Directions for this task:
Could you reproduce each line of the data below word for word, without changing anything?

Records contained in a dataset
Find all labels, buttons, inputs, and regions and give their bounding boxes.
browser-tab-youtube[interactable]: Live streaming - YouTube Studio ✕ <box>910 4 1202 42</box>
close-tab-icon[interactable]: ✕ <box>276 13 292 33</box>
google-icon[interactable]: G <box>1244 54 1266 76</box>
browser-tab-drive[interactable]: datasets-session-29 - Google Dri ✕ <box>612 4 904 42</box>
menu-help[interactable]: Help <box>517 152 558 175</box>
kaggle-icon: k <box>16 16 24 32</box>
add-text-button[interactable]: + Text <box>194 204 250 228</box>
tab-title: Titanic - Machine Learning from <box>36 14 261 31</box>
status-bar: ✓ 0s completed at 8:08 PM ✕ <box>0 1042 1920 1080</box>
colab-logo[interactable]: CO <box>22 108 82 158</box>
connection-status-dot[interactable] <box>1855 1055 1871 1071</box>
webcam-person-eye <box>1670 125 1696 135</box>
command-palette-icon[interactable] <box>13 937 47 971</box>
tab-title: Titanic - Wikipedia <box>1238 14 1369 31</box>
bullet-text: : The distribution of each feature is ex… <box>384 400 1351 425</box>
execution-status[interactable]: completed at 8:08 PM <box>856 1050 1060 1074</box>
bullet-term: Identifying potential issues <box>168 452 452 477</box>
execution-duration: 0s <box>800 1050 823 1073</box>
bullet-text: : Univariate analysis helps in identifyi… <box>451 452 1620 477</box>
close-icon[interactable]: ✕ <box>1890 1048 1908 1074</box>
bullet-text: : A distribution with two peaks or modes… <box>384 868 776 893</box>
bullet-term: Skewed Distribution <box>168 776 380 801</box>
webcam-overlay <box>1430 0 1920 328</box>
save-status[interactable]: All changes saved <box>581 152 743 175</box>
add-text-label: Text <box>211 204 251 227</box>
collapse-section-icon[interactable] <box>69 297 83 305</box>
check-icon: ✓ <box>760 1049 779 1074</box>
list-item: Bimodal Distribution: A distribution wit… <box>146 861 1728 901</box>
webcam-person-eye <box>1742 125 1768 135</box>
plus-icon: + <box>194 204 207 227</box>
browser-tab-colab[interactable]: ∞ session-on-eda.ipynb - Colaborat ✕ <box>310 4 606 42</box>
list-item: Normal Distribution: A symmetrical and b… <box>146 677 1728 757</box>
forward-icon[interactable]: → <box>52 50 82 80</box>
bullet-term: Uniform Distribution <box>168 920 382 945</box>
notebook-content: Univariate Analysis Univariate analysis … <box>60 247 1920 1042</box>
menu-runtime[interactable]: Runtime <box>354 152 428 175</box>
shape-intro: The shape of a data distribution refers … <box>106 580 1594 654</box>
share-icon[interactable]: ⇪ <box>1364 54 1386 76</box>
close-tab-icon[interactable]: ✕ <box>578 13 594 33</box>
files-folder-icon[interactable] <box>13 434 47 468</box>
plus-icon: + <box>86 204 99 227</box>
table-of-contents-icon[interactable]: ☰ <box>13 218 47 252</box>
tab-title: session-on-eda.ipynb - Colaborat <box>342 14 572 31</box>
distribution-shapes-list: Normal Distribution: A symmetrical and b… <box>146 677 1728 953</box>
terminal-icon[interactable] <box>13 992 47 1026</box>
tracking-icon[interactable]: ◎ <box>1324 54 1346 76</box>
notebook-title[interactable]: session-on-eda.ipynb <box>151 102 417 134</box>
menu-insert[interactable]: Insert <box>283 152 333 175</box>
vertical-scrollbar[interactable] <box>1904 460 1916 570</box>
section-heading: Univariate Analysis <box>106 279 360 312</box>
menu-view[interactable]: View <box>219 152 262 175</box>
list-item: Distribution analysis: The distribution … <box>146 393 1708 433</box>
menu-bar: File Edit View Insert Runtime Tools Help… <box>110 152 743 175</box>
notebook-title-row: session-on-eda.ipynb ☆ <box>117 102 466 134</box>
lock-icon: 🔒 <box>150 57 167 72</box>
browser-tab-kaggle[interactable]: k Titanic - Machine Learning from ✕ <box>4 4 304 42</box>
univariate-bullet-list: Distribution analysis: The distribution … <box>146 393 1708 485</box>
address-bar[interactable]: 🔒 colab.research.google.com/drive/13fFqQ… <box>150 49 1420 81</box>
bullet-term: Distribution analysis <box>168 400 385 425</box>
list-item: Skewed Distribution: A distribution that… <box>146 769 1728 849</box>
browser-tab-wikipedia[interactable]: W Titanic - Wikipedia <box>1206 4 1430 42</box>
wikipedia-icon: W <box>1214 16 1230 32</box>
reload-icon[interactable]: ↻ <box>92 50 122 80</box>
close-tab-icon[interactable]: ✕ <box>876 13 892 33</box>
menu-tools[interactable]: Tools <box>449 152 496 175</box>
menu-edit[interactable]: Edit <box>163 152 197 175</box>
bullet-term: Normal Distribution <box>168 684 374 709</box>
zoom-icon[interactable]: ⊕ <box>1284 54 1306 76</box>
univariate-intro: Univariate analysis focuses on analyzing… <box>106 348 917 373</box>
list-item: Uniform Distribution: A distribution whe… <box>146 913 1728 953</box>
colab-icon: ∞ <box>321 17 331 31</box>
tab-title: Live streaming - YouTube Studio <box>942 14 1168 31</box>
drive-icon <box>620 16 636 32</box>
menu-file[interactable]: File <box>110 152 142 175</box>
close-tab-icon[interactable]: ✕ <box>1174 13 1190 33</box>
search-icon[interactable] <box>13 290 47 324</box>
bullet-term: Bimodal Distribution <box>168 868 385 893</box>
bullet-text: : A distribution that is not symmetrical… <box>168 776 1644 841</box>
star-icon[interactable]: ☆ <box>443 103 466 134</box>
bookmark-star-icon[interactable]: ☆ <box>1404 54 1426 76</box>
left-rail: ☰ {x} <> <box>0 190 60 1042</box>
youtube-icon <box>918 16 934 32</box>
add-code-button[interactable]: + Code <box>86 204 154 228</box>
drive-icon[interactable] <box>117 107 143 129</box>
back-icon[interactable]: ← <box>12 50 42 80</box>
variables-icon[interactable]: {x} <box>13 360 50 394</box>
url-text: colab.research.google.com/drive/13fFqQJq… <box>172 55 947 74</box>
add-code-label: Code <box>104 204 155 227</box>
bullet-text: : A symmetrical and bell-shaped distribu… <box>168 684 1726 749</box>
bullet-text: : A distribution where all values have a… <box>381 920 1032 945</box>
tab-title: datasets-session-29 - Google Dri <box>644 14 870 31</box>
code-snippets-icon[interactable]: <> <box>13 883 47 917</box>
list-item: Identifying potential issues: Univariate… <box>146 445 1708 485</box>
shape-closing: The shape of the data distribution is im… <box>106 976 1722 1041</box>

Correct answer:
Find all labels, buttons, inputs, and regions and give their bounding boxes.
browser-tab-youtube[interactable]: Live streaming - YouTube Studio ✕ <box>910 4 1202 42</box>
close-tab-icon[interactable]: ✕ <box>276 13 292 33</box>
google-icon[interactable]: G <box>1244 54 1266 76</box>
browser-tab-drive[interactable]: datasets-session-29 - Google Dri ✕ <box>612 4 904 42</box>
menu-help[interactable]: Help <box>517 152 558 175</box>
kaggle-icon: k <box>16 16 24 32</box>
add-text-button[interactable]: + Text <box>194 204 250 228</box>
tab-title: Titanic - Machine Learning from <box>36 14 261 31</box>
status-bar: ✓ 0s completed at 8:08 PM ✕ <box>0 1042 1920 1080</box>
colab-logo[interactable]: CO <box>22 108 82 158</box>
connection-status-dot[interactable] <box>1855 1055 1871 1071</box>
webcam-person-eye <box>1670 125 1696 135</box>
command-palette-icon[interactable] <box>13 937 47 971</box>
tab-title: Titanic - Wikipedia <box>1238 14 1369 31</box>
bullet-text: : The distribution of each feature is ex… <box>384 400 1351 425</box>
execution-status[interactable]: completed at 8:08 PM <box>856 1050 1060 1074</box>
bullet-term: Identifying potential issues <box>168 452 452 477</box>
execution-duration: 0s <box>800 1050 823 1073</box>
bullet-text: : Univariate analysis helps in identifyi… <box>451 452 1620 477</box>
close-icon[interactable]: ✕ <box>1890 1048 1908 1074</box>
bullet-text: : A distribution with two peaks or modes… <box>384 868 776 893</box>
bullet-term: Skewed Distribution <box>168 776 380 801</box>
webcam-overlay <box>1430 0 1920 328</box>
save-status[interactable]: All changes saved <box>581 152 743 175</box>
add-text-label: Text <box>211 204 251 227</box>
collapse-section-icon[interactable] <box>69 297 83 305</box>
check-icon: ✓ <box>760 1049 779 1074</box>
list-item: Bimodal Distribution: A distribution wit… <box>146 861 1728 901</box>
webcam-person-eye <box>1742 125 1768 135</box>
plus-icon: + <box>194 204 207 227</box>
browser-tab-colab[interactable]: ∞ session-on-eda.ipynb - Colaborat ✕ <box>310 4 606 42</box>
list-item: Normal Distribution: A symmetrical and b… <box>146 677 1728 757</box>
forward-icon[interactable]: → <box>52 50 82 80</box>
bullet-term: Uniform Distribution <box>168 920 382 945</box>
notebook-content: Univariate Analysis Univariate analysis … <box>60 247 1920 1042</box>
menu-runtime[interactable]: Runtime <box>354 152 428 175</box>
shape-intro: The shape of a data distribution refers … <box>106 580 1594 654</box>
share-icon[interactable]: ⇪ <box>1364 54 1386 76</box>
close-tab-icon[interactable]: ✕ <box>578 13 594 33</box>
files-folder-icon[interactable] <box>13 434 47 468</box>
plus-icon: + <box>86 204 99 227</box>
table-of-contents-icon[interactable]: ☰ <box>13 218 47 252</box>
tab-title: session-on-eda.ipynb - Colaborat <box>342 14 572 31</box>
distribution-shapes-list: Normal Distribution: A symmetrical and b… <box>146 677 1728 953</box>
terminal-icon[interactable] <box>13 992 47 1026</box>
tracking-icon[interactable]: ◎ <box>1324 54 1346 76</box>
notebook-title[interactable]: session-on-eda.ipynb <box>151 102 417 134</box>
menu-insert[interactable]: Insert <box>283 152 333 175</box>
vertical-scrollbar[interactable] <box>1904 460 1916 570</box>
section-heading: Univariate Analysis <box>106 279 360 312</box>
menu-view[interactable]: View <box>219 152 262 175</box>
list-item: Distribution analysis: The distribution … <box>146 393 1708 433</box>
menu-bar: File Edit View Insert Runtime Tools Help… <box>110 152 743 175</box>
notebook-title-row: session-on-eda.ipynb ☆ <box>117 102 466 134</box>
lock-icon: 🔒 <box>150 57 167 72</box>
browser-tab-kaggle[interactable]: k Titanic - Machine Learning from ✕ <box>4 4 304 42</box>
univariate-bullet-list: Distribution analysis: The distribution … <box>146 393 1708 485</box>
address-bar[interactable]: 🔒 colab.research.google.com/drive/13fFqQ… <box>150 49 1420 81</box>
bullet-term: Distribution analysis <box>168 400 385 425</box>
list-item: Skewed Distribution: A distribution that… <box>146 769 1728 849</box>
browser-tab-wikipedia[interactable]: W Titanic - Wikipedia <box>1206 4 1430 42</box>
wikipedia-icon: W <box>1214 16 1230 32</box>
reload-icon[interactable]: ↻ <box>92 50 122 80</box>
close-tab-icon[interactable]: ✕ <box>876 13 892 33</box>
menu-tools[interactable]: Tools <box>449 152 496 175</box>
menu-edit[interactable]: Edit <box>163 152 197 175</box>
bullet-term: Normal Distribution <box>168 684 374 709</box>
zoom-icon[interactable]: ⊕ <box>1284 54 1306 76</box>
univariate-intro: Univariate analysis focuses on analyzing… <box>106 348 917 373</box>
list-item: Uniform Distribution: A distribution whe… <box>146 913 1728 953</box>
colab-icon: ∞ <box>321 17 331 31</box>
tab-title: Live streaming - YouTube Studio <box>942 14 1168 31</box>
drive-icon <box>620 16 636 32</box>
menu-file[interactable]: File <box>110 152 142 175</box>
close-tab-icon[interactable]: ✕ <box>1174 13 1190 33</box>
search-icon[interactable] <box>13 290 47 324</box>
bullet-term: Bimodal Distribution <box>168 868 385 893</box>
bullet-text: : A distribution that is not symmetrical… <box>168 776 1644 841</box>
star-icon[interactable]: ☆ <box>443 103 466 134</box>
bookmark-star-icon[interactable]: ☆ <box>1404 54 1426 76</box>
left-rail: ☰ {x} <> <box>0 190 60 1042</box>
youtube-icon <box>918 16 934 32</box>
add-code-button[interactable]: + Code <box>86 204 154 228</box>
drive-icon[interactable] <box>117 107 143 129</box>
back-icon[interactable]: ← <box>12 50 42 80</box>
variables-icon[interactable]: {x} <box>13 360 50 394</box>
url-text: colab.research.google.com/drive/13fFqQJq… <box>172 55 947 74</box>
add-code-label: Code <box>104 204 155 227</box>
bullet-text: : A symmetrical and bell-shaped distribu… <box>168 684 1726 749</box>
bullet-text: : A distribution where all values have a… <box>381 920 1032 945</box>
tab-title: datasets-session-29 - Google Dri <box>644 14 870 31</box>
code-snippets-icon[interactable]: <> <box>13 883 47 917</box>
list-item: Identifying potential issues: Univariate… <box>146 445 1708 485</box>
shape-closing: The shape of the data distribution is im… <box>106 976 1722 1041</box>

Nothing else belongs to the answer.